— Start of Data lines —

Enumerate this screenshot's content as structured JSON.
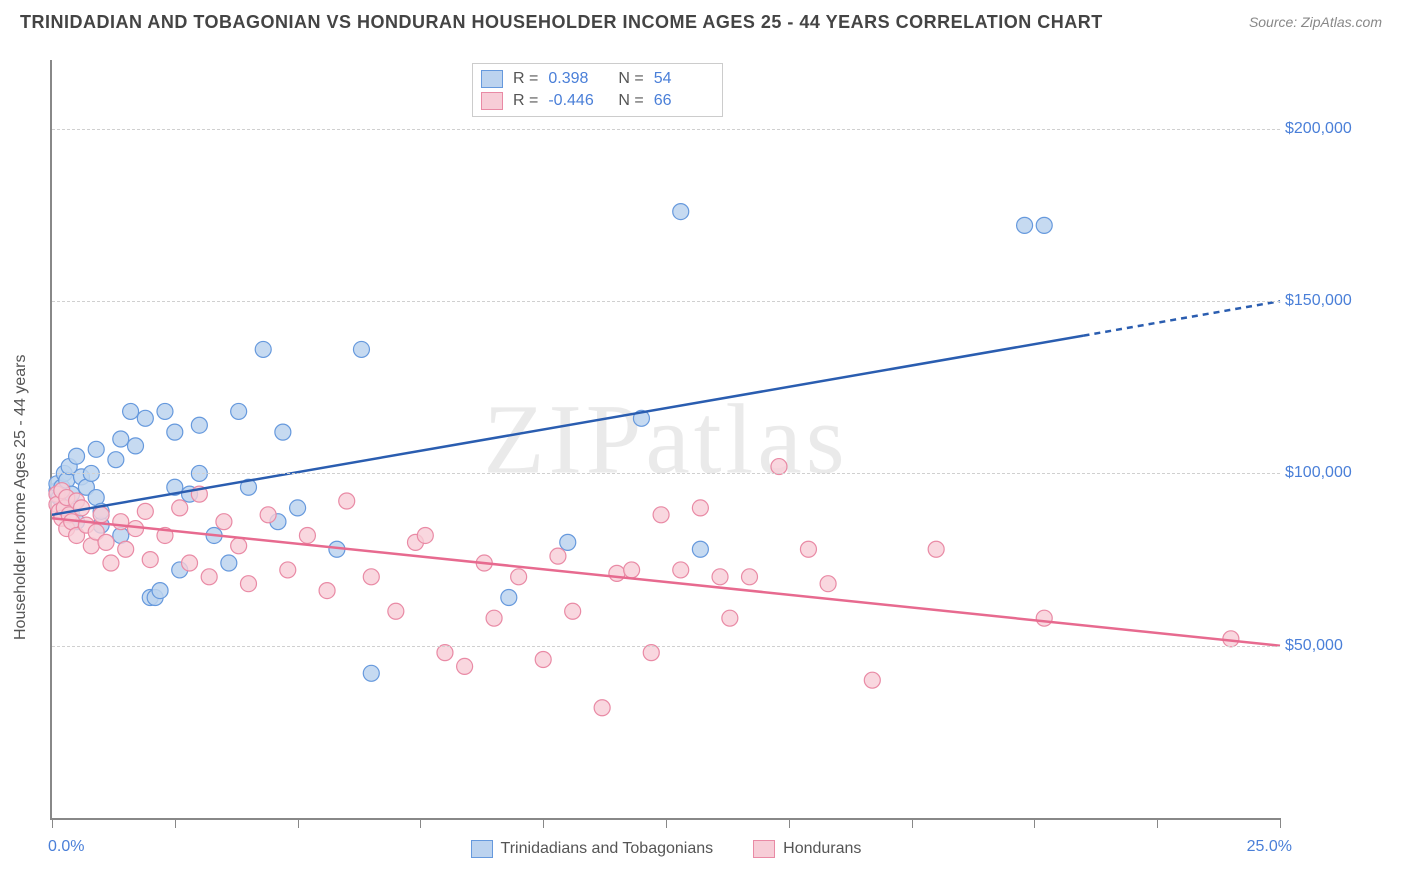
{
  "title": "TRINIDADIAN AND TOBAGONIAN VS HONDURAN HOUSEHOLDER INCOME AGES 25 - 44 YEARS CORRELATION CHART",
  "source": "Source: ZipAtlas.com",
  "watermark": "ZIPatlas",
  "chart": {
    "type": "scatter",
    "y_axis_label": "Householder Income Ages 25 - 44 years",
    "xlim": [
      0,
      25
    ],
    "ylim": [
      0,
      220000
    ],
    "x_tick_min_label": "0.0%",
    "x_tick_max_label": "25.0%",
    "x_tick_positions": [
      0,
      2.5,
      5,
      7.5,
      10,
      12.5,
      15,
      17.5,
      20,
      22.5,
      25
    ],
    "y_ticks": [
      {
        "v": 50000,
        "label": "$50,000"
      },
      {
        "v": 100000,
        "label": "$100,000"
      },
      {
        "v": 150000,
        "label": "$150,000"
      },
      {
        "v": 200000,
        "label": "$200,000"
      }
    ],
    "background_color": "#ffffff",
    "grid_color": "#d0d0d0",
    "axis_color": "#888888",
    "tick_label_color": "#4a7fd8",
    "title_color": "#444444",
    "title_fontsize": 18,
    "label_fontsize": 16,
    "marker_radius": 8
  },
  "stats_legend": {
    "rows": [
      {
        "swatch_fill": "#bcd3ef",
        "swatch_border": "#6699dd",
        "r_label": "R =",
        "r_value": "0.398",
        "n_label": "N =",
        "n_value": "54"
      },
      {
        "swatch_fill": "#f7cdd7",
        "swatch_border": "#e98aa5",
        "r_label": "R =",
        "r_value": "-0.446",
        "n_label": "N =",
        "n_value": "66"
      }
    ]
  },
  "bottom_legend": {
    "items": [
      {
        "swatch_fill": "#bcd3ef",
        "swatch_border": "#6699dd",
        "label": "Trinidadians and Tobagonians"
      },
      {
        "swatch_fill": "#f7cdd7",
        "swatch_border": "#e98aa5",
        "label": "Hondurans"
      }
    ]
  },
  "series": [
    {
      "name": "Trinidadians and Tobagonians",
      "marker_fill": "#bcd3ef",
      "marker_stroke": "#6699dd",
      "marker_opacity": 0.85,
      "trend": {
        "color": "#2a5db0",
        "width": 2.5,
        "x1": 0,
        "y1": 88000,
        "x2": 21,
        "y2": 140000,
        "dash_x2": 25,
        "dash_y2": 150000
      },
      "points": [
        [
          0.1,
          95000
        ],
        [
          0.1,
          97000
        ],
        [
          0.15,
          93000
        ],
        [
          0.2,
          96000
        ],
        [
          0.2,
          92000
        ],
        [
          0.25,
          100000
        ],
        [
          0.3,
          98000
        ],
        [
          0.3,
          90000
        ],
        [
          0.35,
          102000
        ],
        [
          0.4,
          94000
        ],
        [
          0.4,
          88000
        ],
        [
          0.5,
          105000
        ],
        [
          0.5,
          86000
        ],
        [
          0.6,
          99000
        ],
        [
          0.7,
          96000
        ],
        [
          0.8,
          100000
        ],
        [
          0.9,
          93000
        ],
        [
          0.9,
          107000
        ],
        [
          1.0,
          85000
        ],
        [
          1.0,
          89000
        ],
        [
          1.3,
          104000
        ],
        [
          1.4,
          110000
        ],
        [
          1.4,
          82000
        ],
        [
          1.6,
          118000
        ],
        [
          1.7,
          108000
        ],
        [
          1.9,
          116000
        ],
        [
          2.0,
          64000
        ],
        [
          2.1,
          64000
        ],
        [
          2.2,
          66000
        ],
        [
          2.3,
          118000
        ],
        [
          2.5,
          112000
        ],
        [
          2.5,
          96000
        ],
        [
          2.6,
          72000
        ],
        [
          2.8,
          94000
        ],
        [
          3.0,
          114000
        ],
        [
          3.0,
          100000
        ],
        [
          3.3,
          82000
        ],
        [
          3.6,
          74000
        ],
        [
          3.8,
          118000
        ],
        [
          4.0,
          96000
        ],
        [
          4.3,
          136000
        ],
        [
          4.6,
          86000
        ],
        [
          4.7,
          112000
        ],
        [
          5.0,
          90000
        ],
        [
          5.8,
          78000
        ],
        [
          6.3,
          136000
        ],
        [
          6.5,
          42000
        ],
        [
          9.3,
          64000
        ],
        [
          10.5,
          80000
        ],
        [
          12.0,
          116000
        ],
        [
          12.8,
          176000
        ],
        [
          13.2,
          78000
        ],
        [
          19.8,
          172000
        ],
        [
          20.2,
          172000
        ]
      ]
    },
    {
      "name": "Hondurans",
      "marker_fill": "#f7cdd7",
      "marker_stroke": "#e98aa5",
      "marker_opacity": 0.8,
      "trend": {
        "color": "#e76a8f",
        "width": 2.5,
        "x1": 0,
        "y1": 87000,
        "x2": 25,
        "y2": 50000,
        "dash_x2": 25,
        "dash_y2": 50000
      },
      "points": [
        [
          0.1,
          94000
        ],
        [
          0.1,
          91000
        ],
        [
          0.15,
          89000
        ],
        [
          0.2,
          95000
        ],
        [
          0.2,
          87000
        ],
        [
          0.25,
          90000
        ],
        [
          0.3,
          93000
        ],
        [
          0.3,
          84000
        ],
        [
          0.35,
          88000
        ],
        [
          0.4,
          86000
        ],
        [
          0.5,
          92000
        ],
        [
          0.5,
          82000
        ],
        [
          0.6,
          90000
        ],
        [
          0.7,
          85000
        ],
        [
          0.8,
          79000
        ],
        [
          0.9,
          83000
        ],
        [
          1.0,
          88000
        ],
        [
          1.1,
          80000
        ],
        [
          1.2,
          74000
        ],
        [
          1.4,
          86000
        ],
        [
          1.5,
          78000
        ],
        [
          1.7,
          84000
        ],
        [
          1.9,
          89000
        ],
        [
          2.0,
          75000
        ],
        [
          2.3,
          82000
        ],
        [
          2.6,
          90000
        ],
        [
          2.8,
          74000
        ],
        [
          3.0,
          94000
        ],
        [
          3.2,
          70000
        ],
        [
          3.5,
          86000
        ],
        [
          3.8,
          79000
        ],
        [
          4.0,
          68000
        ],
        [
          4.4,
          88000
        ],
        [
          4.8,
          72000
        ],
        [
          5.2,
          82000
        ],
        [
          5.6,
          66000
        ],
        [
          6.0,
          92000
        ],
        [
          6.5,
          70000
        ],
        [
          7.0,
          60000
        ],
        [
          7.4,
          80000
        ],
        [
          7.6,
          82000
        ],
        [
          8.0,
          48000
        ],
        [
          8.4,
          44000
        ],
        [
          8.8,
          74000
        ],
        [
          9.0,
          58000
        ],
        [
          9.5,
          70000
        ],
        [
          10.0,
          46000
        ],
        [
          10.3,
          76000
        ],
        [
          10.6,
          60000
        ],
        [
          11.2,
          32000
        ],
        [
          11.5,
          71000
        ],
        [
          11.8,
          72000
        ],
        [
          12.2,
          48000
        ],
        [
          12.4,
          88000
        ],
        [
          12.8,
          72000
        ],
        [
          13.2,
          90000
        ],
        [
          13.6,
          70000
        ],
        [
          13.8,
          58000
        ],
        [
          14.2,
          70000
        ],
        [
          14.8,
          102000
        ],
        [
          15.4,
          78000
        ],
        [
          15.8,
          68000
        ],
        [
          16.7,
          40000
        ],
        [
          18.0,
          78000
        ],
        [
          20.2,
          58000
        ],
        [
          24.0,
          52000
        ]
      ]
    }
  ]
}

— End of Data lines —

The task → Collect each line above holding the string "Tobagonians".

Response to this task →
        "label": "Trinidadians and Tobagonians"
      "name": "Trinidadians and Tobagonians",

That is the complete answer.